_REQUIRED TASK_: Copy each line below that includes "color".

(Figure collection entries)
--------------------
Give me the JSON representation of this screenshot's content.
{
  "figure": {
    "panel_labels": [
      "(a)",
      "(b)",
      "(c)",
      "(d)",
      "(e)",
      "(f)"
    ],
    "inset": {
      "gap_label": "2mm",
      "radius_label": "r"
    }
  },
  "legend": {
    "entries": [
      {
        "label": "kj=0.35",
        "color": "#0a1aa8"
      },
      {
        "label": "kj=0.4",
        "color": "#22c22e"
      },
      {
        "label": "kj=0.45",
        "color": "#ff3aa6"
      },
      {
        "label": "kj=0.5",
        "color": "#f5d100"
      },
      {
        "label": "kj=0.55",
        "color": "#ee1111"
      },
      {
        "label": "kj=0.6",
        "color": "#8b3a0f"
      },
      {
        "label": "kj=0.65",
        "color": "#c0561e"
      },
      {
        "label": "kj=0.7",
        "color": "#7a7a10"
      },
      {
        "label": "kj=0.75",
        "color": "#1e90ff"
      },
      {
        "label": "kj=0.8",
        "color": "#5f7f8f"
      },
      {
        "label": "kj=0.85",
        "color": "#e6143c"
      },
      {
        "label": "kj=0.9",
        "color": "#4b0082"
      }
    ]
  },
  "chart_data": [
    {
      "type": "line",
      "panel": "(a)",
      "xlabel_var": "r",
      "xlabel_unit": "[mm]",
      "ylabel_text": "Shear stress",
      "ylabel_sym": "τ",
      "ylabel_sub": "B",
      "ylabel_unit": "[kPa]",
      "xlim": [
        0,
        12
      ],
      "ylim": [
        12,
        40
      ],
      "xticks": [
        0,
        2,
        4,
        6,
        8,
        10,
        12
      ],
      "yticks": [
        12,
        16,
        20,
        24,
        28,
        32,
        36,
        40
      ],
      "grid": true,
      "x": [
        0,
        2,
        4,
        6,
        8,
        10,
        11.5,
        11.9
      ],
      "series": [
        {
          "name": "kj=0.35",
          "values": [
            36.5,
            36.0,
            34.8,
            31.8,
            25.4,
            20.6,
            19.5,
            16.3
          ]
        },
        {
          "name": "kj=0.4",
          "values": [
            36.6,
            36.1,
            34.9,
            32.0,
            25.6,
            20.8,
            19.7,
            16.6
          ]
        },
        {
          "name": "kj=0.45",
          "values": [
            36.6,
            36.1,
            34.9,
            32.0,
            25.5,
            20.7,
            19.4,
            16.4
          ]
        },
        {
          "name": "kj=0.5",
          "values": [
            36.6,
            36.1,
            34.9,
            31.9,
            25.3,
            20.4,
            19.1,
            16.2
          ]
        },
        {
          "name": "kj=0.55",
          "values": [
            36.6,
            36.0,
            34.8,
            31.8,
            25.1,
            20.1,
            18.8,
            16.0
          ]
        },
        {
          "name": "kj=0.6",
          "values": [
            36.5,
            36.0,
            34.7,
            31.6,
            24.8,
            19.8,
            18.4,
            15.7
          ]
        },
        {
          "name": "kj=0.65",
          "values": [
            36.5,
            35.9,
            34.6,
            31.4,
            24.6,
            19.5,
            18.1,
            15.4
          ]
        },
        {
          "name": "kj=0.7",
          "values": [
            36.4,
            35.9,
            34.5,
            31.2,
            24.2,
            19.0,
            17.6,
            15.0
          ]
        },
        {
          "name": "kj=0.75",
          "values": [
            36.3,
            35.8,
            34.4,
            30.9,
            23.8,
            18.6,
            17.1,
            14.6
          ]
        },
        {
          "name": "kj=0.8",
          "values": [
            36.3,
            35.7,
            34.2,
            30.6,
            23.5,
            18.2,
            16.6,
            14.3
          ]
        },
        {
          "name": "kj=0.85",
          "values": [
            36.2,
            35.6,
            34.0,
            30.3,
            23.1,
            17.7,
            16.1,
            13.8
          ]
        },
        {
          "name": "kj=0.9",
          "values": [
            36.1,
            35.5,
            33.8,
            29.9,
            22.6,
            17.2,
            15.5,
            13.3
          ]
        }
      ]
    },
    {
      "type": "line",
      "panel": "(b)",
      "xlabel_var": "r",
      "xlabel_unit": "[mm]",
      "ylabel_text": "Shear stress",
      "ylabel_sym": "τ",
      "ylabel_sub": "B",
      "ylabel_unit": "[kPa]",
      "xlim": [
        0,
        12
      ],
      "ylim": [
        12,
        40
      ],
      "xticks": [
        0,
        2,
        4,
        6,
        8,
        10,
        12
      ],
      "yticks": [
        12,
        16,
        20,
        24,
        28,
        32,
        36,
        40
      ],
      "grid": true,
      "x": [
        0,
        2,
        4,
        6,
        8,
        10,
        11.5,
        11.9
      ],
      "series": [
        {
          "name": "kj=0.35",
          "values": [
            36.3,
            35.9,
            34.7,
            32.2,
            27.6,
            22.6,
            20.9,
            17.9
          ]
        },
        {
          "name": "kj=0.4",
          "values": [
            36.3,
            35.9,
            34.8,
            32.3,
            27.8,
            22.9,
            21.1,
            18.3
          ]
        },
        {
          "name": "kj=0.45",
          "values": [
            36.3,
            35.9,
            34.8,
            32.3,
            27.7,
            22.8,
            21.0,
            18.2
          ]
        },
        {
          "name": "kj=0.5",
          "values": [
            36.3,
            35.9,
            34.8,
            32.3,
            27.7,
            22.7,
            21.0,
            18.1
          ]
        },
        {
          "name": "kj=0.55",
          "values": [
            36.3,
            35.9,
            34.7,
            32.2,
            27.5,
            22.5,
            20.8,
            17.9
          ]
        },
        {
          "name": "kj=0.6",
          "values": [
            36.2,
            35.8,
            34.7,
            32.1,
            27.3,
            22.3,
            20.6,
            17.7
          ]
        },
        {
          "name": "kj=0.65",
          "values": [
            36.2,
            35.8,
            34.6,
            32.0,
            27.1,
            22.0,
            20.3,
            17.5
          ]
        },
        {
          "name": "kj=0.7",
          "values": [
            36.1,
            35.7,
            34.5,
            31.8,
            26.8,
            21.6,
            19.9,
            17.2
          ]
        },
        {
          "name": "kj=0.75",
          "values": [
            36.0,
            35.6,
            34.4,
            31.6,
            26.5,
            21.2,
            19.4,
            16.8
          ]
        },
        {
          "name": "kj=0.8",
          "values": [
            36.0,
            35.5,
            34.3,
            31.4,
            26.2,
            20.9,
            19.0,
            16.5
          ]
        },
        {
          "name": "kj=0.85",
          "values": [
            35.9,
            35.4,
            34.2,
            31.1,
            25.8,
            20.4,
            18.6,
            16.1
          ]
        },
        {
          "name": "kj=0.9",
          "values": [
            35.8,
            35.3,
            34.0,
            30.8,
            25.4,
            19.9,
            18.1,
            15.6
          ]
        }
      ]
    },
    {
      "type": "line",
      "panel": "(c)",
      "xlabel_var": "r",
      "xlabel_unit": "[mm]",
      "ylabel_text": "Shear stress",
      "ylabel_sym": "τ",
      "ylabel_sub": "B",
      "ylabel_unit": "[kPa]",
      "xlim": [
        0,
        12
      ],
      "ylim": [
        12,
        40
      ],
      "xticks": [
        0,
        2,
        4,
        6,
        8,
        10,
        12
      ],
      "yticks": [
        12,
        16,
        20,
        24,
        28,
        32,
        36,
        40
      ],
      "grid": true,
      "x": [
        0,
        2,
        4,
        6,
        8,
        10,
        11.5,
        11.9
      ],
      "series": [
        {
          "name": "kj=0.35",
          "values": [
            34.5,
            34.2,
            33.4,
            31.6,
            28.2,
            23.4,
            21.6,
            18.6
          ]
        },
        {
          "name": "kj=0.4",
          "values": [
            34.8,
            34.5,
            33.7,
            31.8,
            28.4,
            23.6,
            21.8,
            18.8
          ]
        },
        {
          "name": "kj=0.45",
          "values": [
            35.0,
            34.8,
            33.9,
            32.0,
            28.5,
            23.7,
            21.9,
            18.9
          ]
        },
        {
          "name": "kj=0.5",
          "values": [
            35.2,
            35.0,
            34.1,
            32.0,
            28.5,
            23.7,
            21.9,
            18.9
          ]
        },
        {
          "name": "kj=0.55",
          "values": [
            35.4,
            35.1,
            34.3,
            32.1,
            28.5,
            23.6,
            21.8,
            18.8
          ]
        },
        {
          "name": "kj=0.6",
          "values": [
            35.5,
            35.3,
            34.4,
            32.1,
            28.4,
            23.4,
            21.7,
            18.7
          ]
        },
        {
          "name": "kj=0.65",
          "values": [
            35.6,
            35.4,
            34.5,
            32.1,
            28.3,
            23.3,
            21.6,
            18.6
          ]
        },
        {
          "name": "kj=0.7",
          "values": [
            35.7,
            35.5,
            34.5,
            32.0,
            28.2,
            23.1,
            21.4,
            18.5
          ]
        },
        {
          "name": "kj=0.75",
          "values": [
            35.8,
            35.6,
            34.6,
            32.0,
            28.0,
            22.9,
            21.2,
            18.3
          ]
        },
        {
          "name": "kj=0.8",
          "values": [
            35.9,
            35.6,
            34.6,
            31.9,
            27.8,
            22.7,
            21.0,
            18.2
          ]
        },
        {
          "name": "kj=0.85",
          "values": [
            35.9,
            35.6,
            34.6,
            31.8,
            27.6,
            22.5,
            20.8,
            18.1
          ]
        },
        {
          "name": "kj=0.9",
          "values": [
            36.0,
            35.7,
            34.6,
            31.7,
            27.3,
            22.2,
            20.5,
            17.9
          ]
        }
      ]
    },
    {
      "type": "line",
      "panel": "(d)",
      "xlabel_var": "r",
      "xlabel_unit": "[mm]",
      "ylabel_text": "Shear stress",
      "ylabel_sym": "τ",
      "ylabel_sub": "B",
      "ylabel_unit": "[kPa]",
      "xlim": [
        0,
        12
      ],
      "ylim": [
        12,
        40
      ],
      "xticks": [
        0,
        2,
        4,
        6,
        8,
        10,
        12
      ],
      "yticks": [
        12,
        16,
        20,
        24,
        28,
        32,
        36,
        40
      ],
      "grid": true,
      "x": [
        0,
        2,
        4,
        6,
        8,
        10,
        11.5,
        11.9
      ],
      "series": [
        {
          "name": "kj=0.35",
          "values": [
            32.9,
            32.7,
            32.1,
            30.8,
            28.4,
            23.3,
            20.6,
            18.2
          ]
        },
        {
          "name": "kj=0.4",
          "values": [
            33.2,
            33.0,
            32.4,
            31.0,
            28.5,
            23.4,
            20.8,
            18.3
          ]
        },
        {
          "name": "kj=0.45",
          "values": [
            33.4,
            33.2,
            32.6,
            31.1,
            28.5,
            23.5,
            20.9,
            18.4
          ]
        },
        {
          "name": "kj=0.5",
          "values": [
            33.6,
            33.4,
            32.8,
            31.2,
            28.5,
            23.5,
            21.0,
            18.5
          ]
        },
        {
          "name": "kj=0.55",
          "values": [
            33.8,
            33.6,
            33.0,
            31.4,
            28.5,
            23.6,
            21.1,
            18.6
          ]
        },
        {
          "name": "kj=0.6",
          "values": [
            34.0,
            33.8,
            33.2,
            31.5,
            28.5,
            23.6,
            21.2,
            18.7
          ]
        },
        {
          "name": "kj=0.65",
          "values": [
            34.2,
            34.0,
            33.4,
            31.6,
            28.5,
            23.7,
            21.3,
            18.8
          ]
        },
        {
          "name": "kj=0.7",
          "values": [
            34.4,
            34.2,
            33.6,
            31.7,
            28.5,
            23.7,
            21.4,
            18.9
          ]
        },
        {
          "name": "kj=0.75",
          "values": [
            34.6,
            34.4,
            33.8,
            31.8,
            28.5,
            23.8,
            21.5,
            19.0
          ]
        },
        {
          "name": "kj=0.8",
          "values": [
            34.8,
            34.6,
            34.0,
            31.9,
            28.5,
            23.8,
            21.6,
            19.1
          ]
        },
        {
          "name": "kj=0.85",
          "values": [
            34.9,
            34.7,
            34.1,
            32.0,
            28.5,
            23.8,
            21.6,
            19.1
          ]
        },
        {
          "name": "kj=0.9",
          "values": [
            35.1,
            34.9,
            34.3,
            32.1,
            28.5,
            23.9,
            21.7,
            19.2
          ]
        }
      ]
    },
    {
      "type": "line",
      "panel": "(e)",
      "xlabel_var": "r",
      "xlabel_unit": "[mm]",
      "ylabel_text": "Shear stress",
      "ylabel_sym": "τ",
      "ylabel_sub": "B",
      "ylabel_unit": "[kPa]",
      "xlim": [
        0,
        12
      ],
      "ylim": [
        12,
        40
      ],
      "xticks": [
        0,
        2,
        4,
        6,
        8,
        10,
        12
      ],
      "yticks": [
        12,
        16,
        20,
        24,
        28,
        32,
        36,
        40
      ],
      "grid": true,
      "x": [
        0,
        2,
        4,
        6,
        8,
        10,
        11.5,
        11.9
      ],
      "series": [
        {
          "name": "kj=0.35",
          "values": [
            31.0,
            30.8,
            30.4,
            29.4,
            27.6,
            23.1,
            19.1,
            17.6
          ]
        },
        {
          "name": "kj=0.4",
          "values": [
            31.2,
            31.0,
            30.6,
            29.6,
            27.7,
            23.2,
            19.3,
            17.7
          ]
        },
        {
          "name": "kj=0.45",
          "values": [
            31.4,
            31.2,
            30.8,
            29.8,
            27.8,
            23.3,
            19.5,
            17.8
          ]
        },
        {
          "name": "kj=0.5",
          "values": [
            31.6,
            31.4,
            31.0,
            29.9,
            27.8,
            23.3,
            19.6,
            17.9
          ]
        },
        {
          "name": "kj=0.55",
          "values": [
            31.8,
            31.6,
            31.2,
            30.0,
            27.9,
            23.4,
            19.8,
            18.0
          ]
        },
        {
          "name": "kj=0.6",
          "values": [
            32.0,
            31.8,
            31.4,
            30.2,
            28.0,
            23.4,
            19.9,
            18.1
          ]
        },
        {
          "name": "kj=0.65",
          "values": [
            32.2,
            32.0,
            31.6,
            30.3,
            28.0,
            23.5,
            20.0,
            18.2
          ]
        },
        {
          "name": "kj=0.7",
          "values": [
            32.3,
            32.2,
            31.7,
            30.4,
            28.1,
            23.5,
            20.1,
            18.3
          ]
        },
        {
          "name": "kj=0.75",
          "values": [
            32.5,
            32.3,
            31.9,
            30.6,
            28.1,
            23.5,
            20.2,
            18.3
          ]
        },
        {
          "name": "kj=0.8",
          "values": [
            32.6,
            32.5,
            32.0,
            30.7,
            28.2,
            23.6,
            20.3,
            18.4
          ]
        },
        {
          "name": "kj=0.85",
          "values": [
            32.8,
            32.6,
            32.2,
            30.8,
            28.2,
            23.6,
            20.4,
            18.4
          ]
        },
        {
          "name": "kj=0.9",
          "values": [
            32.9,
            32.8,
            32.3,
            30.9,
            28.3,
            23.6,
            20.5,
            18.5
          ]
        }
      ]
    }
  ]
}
--------------------
_EXERCISE RESULT_:
        "color": "#0a1aa8"
        "color": "#22c22e"
        "color": "#ff3aa6"
        "color": "#f5d100"
        "color": "#ee1111"
        "color": "#8b3a0f"
        "color": "#c0561e"
        "color": "#7a7a10"
        "color": "#1e90ff"
        "color": "#5f7f8f"
        "color": "#e6143c"
        "color": "#4b0082"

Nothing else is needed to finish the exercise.